EXERCISE AIM: Copy every record word for word.

RECORD EXTRACTS:
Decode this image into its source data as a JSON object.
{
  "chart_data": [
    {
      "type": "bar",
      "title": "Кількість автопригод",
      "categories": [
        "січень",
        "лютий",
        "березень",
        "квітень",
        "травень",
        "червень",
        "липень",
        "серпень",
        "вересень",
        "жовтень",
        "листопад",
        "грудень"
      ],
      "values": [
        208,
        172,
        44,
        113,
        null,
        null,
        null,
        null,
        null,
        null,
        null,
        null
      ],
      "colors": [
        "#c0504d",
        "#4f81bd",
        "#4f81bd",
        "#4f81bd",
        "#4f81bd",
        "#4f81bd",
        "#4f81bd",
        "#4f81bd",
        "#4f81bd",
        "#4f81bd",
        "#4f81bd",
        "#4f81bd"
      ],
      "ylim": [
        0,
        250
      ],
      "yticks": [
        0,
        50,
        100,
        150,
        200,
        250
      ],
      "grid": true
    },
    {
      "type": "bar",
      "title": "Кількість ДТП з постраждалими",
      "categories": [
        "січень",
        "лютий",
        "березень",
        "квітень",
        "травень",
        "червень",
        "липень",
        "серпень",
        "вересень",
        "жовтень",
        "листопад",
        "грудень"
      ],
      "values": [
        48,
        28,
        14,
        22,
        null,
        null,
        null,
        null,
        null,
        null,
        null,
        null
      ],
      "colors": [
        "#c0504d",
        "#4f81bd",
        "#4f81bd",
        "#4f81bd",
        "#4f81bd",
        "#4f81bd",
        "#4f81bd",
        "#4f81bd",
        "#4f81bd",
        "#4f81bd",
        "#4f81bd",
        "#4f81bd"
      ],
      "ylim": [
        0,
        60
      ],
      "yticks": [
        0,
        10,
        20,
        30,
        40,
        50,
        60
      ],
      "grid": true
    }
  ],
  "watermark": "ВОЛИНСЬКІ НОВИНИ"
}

RESULT OF THIS TASK:
Decode this image into its source data as a JSON object.
{
  "chart_data": [
    {
      "type": "bar",
      "title": "Кількість автопригод",
      "categories": [
        "січень",
        "лютий",
        "березень",
        "квітень",
        "травень",
        "червень",
        "липень",
        "серпень",
        "вересень",
        "жовтень",
        "листопад",
        "грудень"
      ],
      "values": [
        208,
        172,
        44,
        113,
        null,
        null,
        null,
        null,
        null,
        null,
        null,
        null
      ],
      "colors": [
        "#c0504d",
        "#4f81bd",
        "#4f81bd",
        "#4f81bd",
        "#4f81bd",
        "#4f81bd",
        "#4f81bd",
        "#4f81bd",
        "#4f81bd",
        "#4f81bd",
        "#4f81bd",
        "#4f81bd"
      ],
      "ylim": [
        0,
        250
      ],
      "yticks": [
        0,
        50,
        100,
        150,
        200,
        250
      ],
      "grid": true
    },
    {
      "type": "bar",
      "title": "Кількість ДТП з постраждалими",
      "categories": [
        "січень",
        "лютий",
        "березень",
        "квітень",
        "травень",
        "червень",
        "липень",
        "серпень",
        "вересень",
        "жовтень",
        "листопад",
        "грудень"
      ],
      "values": [
        48,
        28,
        14,
        22,
        null,
        null,
        null,
        null,
        null,
        null,
        null,
        null
      ],
      "colors": [
        "#c0504d",
        "#4f81bd",
        "#4f81bd",
        "#4f81bd",
        "#4f81bd",
        "#4f81bd",
        "#4f81bd",
        "#4f81bd",
        "#4f81bd",
        "#4f81bd",
        "#4f81bd",
        "#4f81bd"
      ],
      "ylim": [
        0,
        60
      ],
      "yticks": [
        0,
        10,
        20,
        30,
        40,
        50,
        60
      ],
      "grid": true
    }
  ],
  "watermark": "ВОЛИНСЬКІ НОВИНИ"
}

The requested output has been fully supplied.